- _Stored entries_
..........
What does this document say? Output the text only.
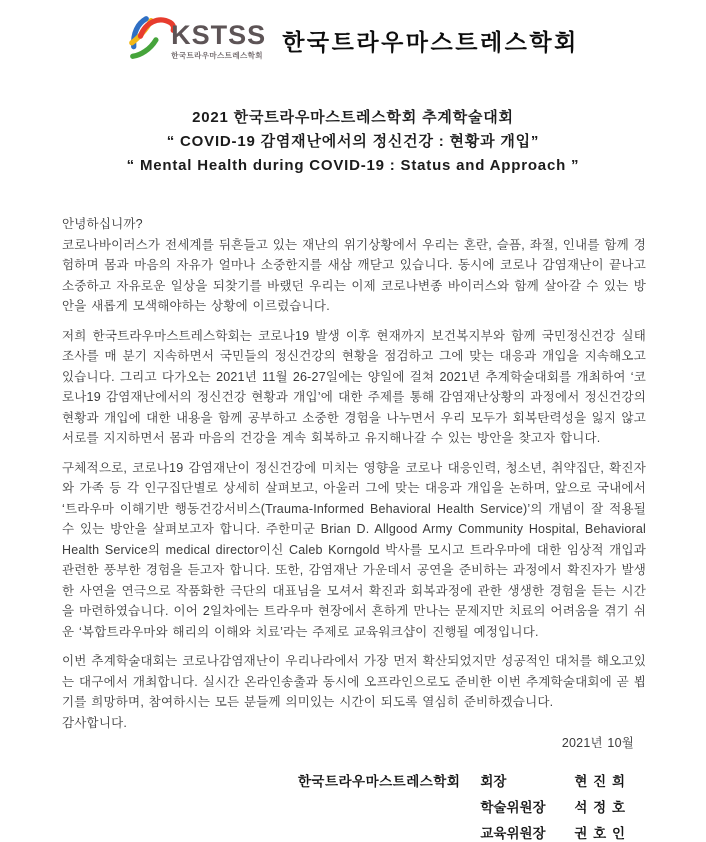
KSTSS
한국트라우마스트레스학회 한국트라우마스트레스학회
2021 한국트라우마스트레스학회 추계학술대회
“ COVID-19 감염재난에서의 정신건강 : 현황과 개입”
“ Mental Health during COVID-19 : Status and Approach ”

안녕하십니까?

코로나바이러스가 전세계를 뒤흔들고 있는 재난의 위기상황에서 우리는 혼란, 슬픔, 좌절, 인내를 함께 경험하며 몸과 마음의 자유가 얼마나 소중한지를 새삼 깨닫고 있습니다. 동시에 코로나 감염재난이 끝나고 소중하고 자유로운 일상을 되찾기를 바랬던 우리는 이제 코로나변종 바이러스와 함께 살아갈 수 있는 방안을 새롭게 모색해야하는 상황에 이르렀습니다.

저희 한국트라우마스트레스학회는 코로나19 발생 이후 현재까지 보건복지부와 함께 국민정신건강 실태조사를 매 분기 지속하면서 국민들의 정신건강의 현황을 점검하고 그에 맞는 대응과 개입을 지속해오고 있습니다. 그리고 다가오는 2021년 11월 26-27일에는 양일에 걸쳐 2021년 추계학술대회를 개최하여 ‘코로나19 감염재난에서의 정신건강 현황과 개입’에 대한 주제를 통해 감염재난상황의 과정에서 정신건강의 현황과 개입에 대한 내용을 함께 공부하고 소중한 경험을 나누면서 우리 모두가 회복탄력성을 잃지 않고 서로를 지지하면서 몸과 마음의 건강을 계속 회복하고 유지해나갈 수 있는 방안을 찾고자 합니다.

구체적으로, 코로나19 감염재난이 정신건강에 미치는 영향을 코로나 대응인력, 청소년, 취약집단, 확진자와 가족 등 각 인구집단별로 상세히 살펴보고, 아울러 그에 맞는 대응과 개입을 논하며, 앞으로 국내에서 ‘트라우마 이해기반 행동건강서비스(Trauma-Informed Behavioral Health Service)’의 개념이 잘 적용될 수 있는 방안을 살펴보고자 합니다. 주한미군 Brian D. Allgood Army Community Hospital, Behavioral Health Service의 medical director이신 Caleb Korngold 박사를 모시고 트라우마에 대한 임상적 개입과 관련한 풍부한 경험을 듣고자 합니다. 또한, 감염재난 가운데서 공연을 준비하는 과정에서 확진자가 발생한 사연을 연극으로 작품화한 극단의 대표님을 모셔서 확진과 회복과정에 관한 생생한 경험을 듣는 시간을 마련하였습니다. 이어 2일차에는 트라우마 현장에서 흔하게 만나는 문제지만 치료의 어려움을 겪기 쉬운 ‘복합트라우마와 해리의 이해와 치료’라는 주제로 교육워크샵이 진행될 예정입니다.

이번 추계학술대회는 코로나감염재난이 우리나라에서 가장 먼저 확산되었지만 성공적인 대처를 해오고있는 대구에서 개최합니다. 실시간 온라인송출과 동시에 오프라인으로도 준비한 이번 추계학술대회에 곧 뵙기를 희망하며, 참여하시는 모든 분들께 의미있는 시간이 되도록 열심히 준비하겠습니다.

감사합니다.

2021년 10월

한국트라우마스트레스학회 회장	현 진 희
학술위원장	석 정 호
교육위원장	권 호 인
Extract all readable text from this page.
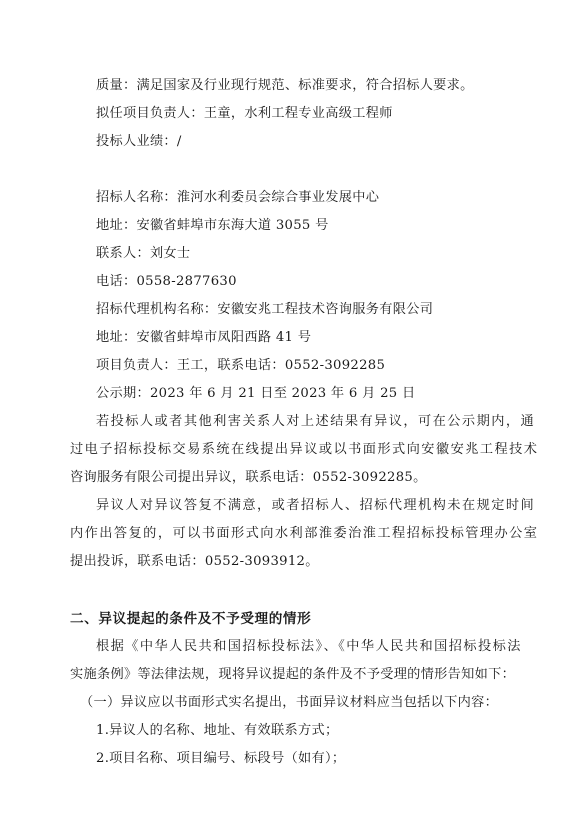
质量：满足国家及行业现行规范、标准要求，符合招标人要求。
拟任项目负责人：王童，水利工程专业高级工程师
投标人业绩：/
招标人名称：淮河水利委员会综合事业发展中心
地址：安徽省蚌埠市东海大道 3055 号
联系人：刘女士
电话：0558-2877630
招标代理机构名称：安徽安兆工程技术咨询服务有限公司
地址：安徽省蚌埠市凤阳西路 41 号
项目负责人：王工，联系电话：0552-3092285
公示期：2023 年 6 月 21 日至 2023 年 6 月 25 日
若投标人或者其他利害关系人对上述结果有异议，可在公示期内，通
过电子招标投标交易系统在线提出异议或以书面形式向安徽安兆工程技术
咨询服务有限公司提出异议，联系电话：0552-3092285。
异议人对异议答复不满意，或者招标人、招标代理机构未在规定时间
内作出答复的，可以书面形式向水利部淮委治淮工程招标投标管理办公室
提出投诉，联系电话：0552-3093912。
二、异议提起的条件及不予受理的情形
根据《中华人民共和国招标投标法》、《中华人民共和国招标投标法
实施条例》等法律法规，现将异议提起的条件及不予受理的情形告知如下：
（一）异议应以书面形式实名提出，书面异议材料应当包括以下内容：
1.异议人的名称、地址、有效联系方式；
2.项目名称、项目编号、标段号（如有）；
..........
- _TASK_
Copy the records above exactly. The pictures are not part of the copy.

- _ANSWER_
What does this document say? Output the text only.
KSTSS
한국트라우마스트레스학회 한국트라우마스트레스학회
2021 한국트라우마스트레스학회 추계학술대회
“ COVID-19 감염재난에서의 정신건강 : 현황과 개입”
“ Mental Health during COVID-19 : Status and Approach ”

안녕하십니까?

코로나바이러스가 전세계를 뒤흔들고 있는 재난의 위기상황에서 우리는 혼란, 슬픔, 좌절, 인내를 함께 경험하며 몸과 마음의 자유가 얼마나 소중한지를 새삼 깨닫고 있습니다. 동시에 코로나 감염재난이 끝나고 소중하고 자유로운 일상을 되찾기를 바랬던 우리는 이제 코로나변종 바이러스와 함께 살아갈 수 있는 방안을 새롭게 모색해야하는 상황에 이르렀습니다.

저희 한국트라우마스트레스학회는 코로나19 발생 이후 현재까지 보건복지부와 함께 국민정신건강 실태조사를 매 분기 지속하면서 국민들의 정신건강의 현황을 점검하고 그에 맞는 대응과 개입을 지속해오고 있습니다. 그리고 다가오는 2021년 11월 26-27일에는 양일에 걸쳐 2021년 추계학술대회를 개최하여 ‘코로나19 감염재난에서의 정신건강 현황과 개입’에 대한 주제를 통해 감염재난상황의 과정에서 정신건강의 현황과 개입에 대한 내용을 함께 공부하고 소중한 경험을 나누면서 우리 모두가 회복탄력성을 잃지 않고 서로를 지지하면서 몸과 마음의 건강을 계속 회복하고 유지해나갈 수 있는 방안을 찾고자 합니다.

구체적으로, 코로나19 감염재난이 정신건강에 미치는 영향을 코로나 대응인력, 청소년, 취약집단, 확진자와 가족 등 각 인구집단별로 상세히 살펴보고, 아울러 그에 맞는 대응과 개입을 논하며, 앞으로 국내에서 ‘트라우마 이해기반 행동건강서비스(Trauma-Informed Behavioral Health Service)’의 개념이 잘 적용될 수 있는 방안을 살펴보고자 합니다. 주한미군 Brian D. Allgood Army Community Hospital, Behavioral Health Service의 medical director이신 Caleb Korngold 박사를 모시고 트라우마에 대한 임상적 개입과 관련한 풍부한 경험을 듣고자 합니다. 또한, 감염재난 가운데서 공연을 준비하는 과정에서 확진자가 발생한 사연을 연극으로 작품화한 극단의 대표님을 모셔서 확진과 회복과정에 관한 생생한 경험을 듣는 시간을 마련하였습니다. 이어 2일차에는 트라우마 현장에서 흔하게 만나는 문제지만 치료의 어려움을 겪기 쉬운 ‘복합트라우마와 해리의 이해와 치료’라는 주제로 교육워크샵이 진행될 예정입니다.

이번 추계학술대회는 코로나감염재난이 우리나라에서 가장 먼저 확산되었지만 성공적인 대처를 해오고있는 대구에서 개최합니다. 실시간 온라인송출과 동시에 오프라인으로도 준비한 이번 추계학술대회에 곧 뵙기를 희망하며, 참여하시는 모든 분들께 의미있는 시간이 되도록 열심히 준비하겠습니다.

감사합니다.

2021년 10월

한국트라우마스트레스학회 회장	현 진 희
학술위원장	석 정 호
교육위원장	권 호 인
Extract all readable text from this page.
质量：满足国家及行业现行规范、标准要求，符合招标人要求。
拟任项目负责人：王童，水利工程专业高级工程师
投标人业绩：/
招标人名称：淮河水利委员会综合事业发展中心
地址：安徽省蚌埠市东海大道 3055 号
联系人：刘女士
电话：0558-2877630
招标代理机构名称：安徽安兆工程技术咨询服务有限公司
地址：安徽省蚌埠市凤阳西路 41 号
项目负责人：王工，联系电话：0552-3092285
公示期：2023 年 6 月 21 日至 2023 年 6 月 25 日
若投标人或者其他利害关系人对上述结果有异议，可在公示期内，通
过电子招标投标交易系统在线提出异议或以书面形式向安徽安兆工程技术
咨询服务有限公司提出异议，联系电话：0552-3092285。
异议人对异议答复不满意，或者招标人、招标代理机构未在规定时间
内作出答复的，可以书面形式向水利部淮委治淮工程招标投标管理办公室
提出投诉，联系电话：0552-3093912。
二、异议提起的条件及不予受理的情形
根据《中华人民共和国招标投标法》、《中华人民共和国招标投标法
实施条例》等法律法规，现将异议提起的条件及不予受理的情形告知如下：
（一）异议应以书面形式实名提出，书面异议材料应当包括以下内容：
1.异议人的名称、地址、有效联系方式；
2.项目名称、项目编号、标段号（如有）；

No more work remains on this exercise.